Exercise goal
Repeat the records below exactly, leaving out any pictures.

── Material supplied

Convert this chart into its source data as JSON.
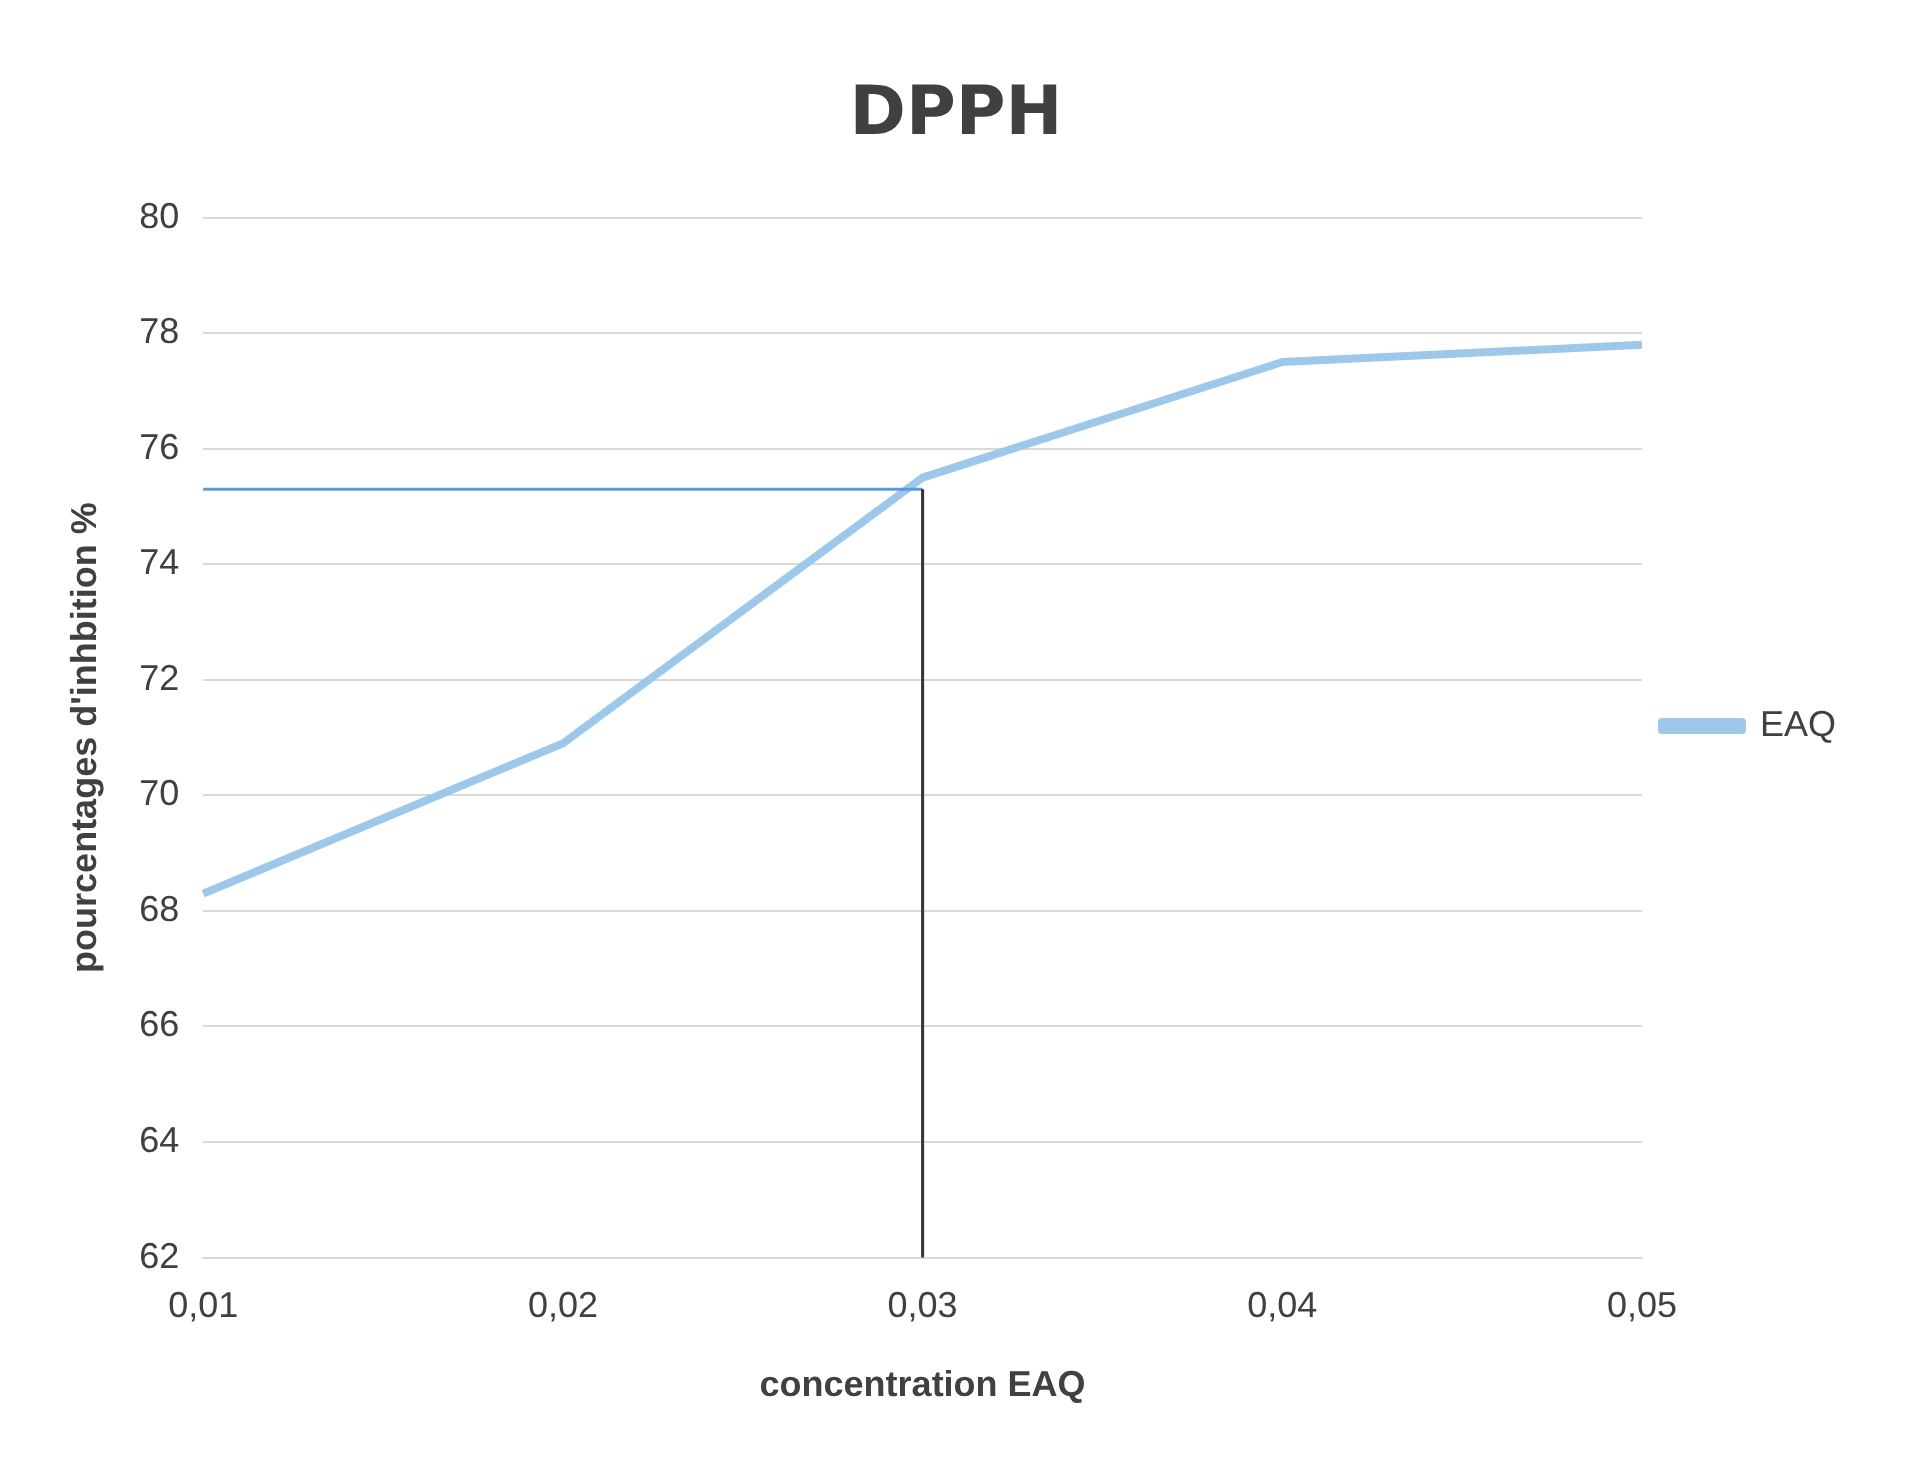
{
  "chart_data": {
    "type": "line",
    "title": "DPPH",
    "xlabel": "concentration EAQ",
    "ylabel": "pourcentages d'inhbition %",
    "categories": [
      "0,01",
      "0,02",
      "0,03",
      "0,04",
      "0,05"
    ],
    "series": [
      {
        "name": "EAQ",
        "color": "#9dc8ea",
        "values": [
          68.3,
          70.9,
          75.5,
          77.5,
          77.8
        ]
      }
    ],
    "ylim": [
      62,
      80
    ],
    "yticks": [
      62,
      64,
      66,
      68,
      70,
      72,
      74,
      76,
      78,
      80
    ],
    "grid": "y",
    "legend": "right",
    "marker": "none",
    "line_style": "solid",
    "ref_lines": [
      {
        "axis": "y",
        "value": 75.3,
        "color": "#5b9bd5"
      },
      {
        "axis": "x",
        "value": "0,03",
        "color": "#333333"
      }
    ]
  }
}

────

Reply
Convert this chart into its source data as JSON.
{
  "chart_data": {
    "type": "line",
    "title": "DPPH",
    "xlabel": "concentration EAQ",
    "ylabel": "pourcentages d'inhbition %",
    "categories": [
      "0,01",
      "0,02",
      "0,03",
      "0,04",
      "0,05"
    ],
    "series": [
      {
        "name": "EAQ",
        "color": "#9dc8ea",
        "values": [
          68.3,
          70.9,
          75.5,
          77.5,
          77.8
        ]
      }
    ],
    "ylim": [
      62,
      80
    ],
    "yticks": [
      62,
      64,
      66,
      68,
      70,
      72,
      74,
      76,
      78,
      80
    ],
    "grid": "y",
    "legend": "right",
    "marker": "none",
    "line_style": "solid",
    "ref_lines": [
      {
        "axis": "y",
        "value": 75.3,
        "color": "#5b9bd5"
      },
      {
        "axis": "x",
        "value": "0,03",
        "color": "#333333"
      }
    ]
  }
}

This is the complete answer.